STATED GOAL
Reproduce all lines of the listing below in which the word "name" occurs.

[Dataset listings of figures]
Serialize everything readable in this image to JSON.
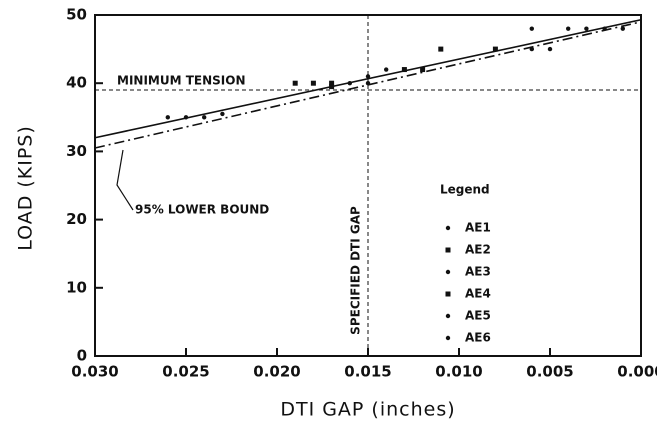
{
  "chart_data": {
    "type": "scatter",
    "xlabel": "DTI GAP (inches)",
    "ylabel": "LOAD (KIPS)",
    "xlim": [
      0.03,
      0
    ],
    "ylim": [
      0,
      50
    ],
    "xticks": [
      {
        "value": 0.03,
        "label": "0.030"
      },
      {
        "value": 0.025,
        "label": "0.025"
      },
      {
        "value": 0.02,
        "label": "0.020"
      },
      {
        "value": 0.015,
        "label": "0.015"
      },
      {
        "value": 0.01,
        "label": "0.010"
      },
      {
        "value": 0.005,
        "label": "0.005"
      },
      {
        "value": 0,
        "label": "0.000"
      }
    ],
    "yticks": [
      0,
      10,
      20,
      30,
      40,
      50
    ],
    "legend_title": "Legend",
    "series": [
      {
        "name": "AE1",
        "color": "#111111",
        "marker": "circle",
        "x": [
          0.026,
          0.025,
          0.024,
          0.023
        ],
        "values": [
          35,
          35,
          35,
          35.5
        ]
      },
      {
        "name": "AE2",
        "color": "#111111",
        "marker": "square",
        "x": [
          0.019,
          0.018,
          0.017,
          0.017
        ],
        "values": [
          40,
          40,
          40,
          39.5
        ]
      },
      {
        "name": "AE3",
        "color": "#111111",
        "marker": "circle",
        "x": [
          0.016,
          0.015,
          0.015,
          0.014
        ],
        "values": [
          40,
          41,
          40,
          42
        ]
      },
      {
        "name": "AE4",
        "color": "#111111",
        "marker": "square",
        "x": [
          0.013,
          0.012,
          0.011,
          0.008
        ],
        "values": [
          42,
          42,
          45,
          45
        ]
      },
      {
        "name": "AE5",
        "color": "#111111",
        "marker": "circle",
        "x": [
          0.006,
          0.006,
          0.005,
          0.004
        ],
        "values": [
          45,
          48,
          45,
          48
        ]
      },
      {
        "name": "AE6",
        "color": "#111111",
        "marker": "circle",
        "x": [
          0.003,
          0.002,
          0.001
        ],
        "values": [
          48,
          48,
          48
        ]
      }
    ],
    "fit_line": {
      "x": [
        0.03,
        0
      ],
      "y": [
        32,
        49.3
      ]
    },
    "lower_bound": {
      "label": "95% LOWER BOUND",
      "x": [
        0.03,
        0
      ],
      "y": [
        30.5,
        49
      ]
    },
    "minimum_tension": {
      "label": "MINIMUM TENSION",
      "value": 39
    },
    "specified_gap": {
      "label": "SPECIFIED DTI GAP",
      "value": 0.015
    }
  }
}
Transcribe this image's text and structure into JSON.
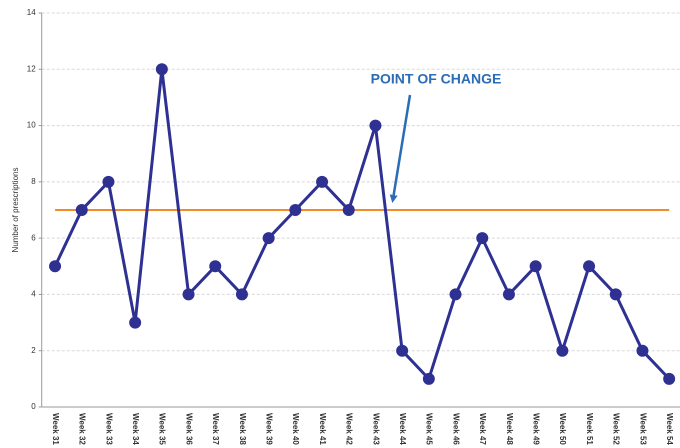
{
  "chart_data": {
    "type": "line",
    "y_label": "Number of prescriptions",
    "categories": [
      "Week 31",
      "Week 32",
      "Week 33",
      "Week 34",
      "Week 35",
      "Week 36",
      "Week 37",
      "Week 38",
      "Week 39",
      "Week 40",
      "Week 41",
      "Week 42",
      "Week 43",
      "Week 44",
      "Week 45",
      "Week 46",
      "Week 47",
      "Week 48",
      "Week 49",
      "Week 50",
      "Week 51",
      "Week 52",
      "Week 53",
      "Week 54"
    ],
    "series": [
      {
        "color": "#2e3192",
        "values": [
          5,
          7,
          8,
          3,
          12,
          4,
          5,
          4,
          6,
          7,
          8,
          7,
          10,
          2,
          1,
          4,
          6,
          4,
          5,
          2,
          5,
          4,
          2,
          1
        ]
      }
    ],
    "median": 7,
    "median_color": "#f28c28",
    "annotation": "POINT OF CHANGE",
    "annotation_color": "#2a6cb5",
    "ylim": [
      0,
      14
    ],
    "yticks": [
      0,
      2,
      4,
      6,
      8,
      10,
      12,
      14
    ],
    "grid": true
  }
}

ANSWER TO THIS EXERCISE
        "name": "AE1",
        "name": "AE2",
        "name": "AE3",
        "name": "AE4",
        "name": "AE5",
        "name": "AE6",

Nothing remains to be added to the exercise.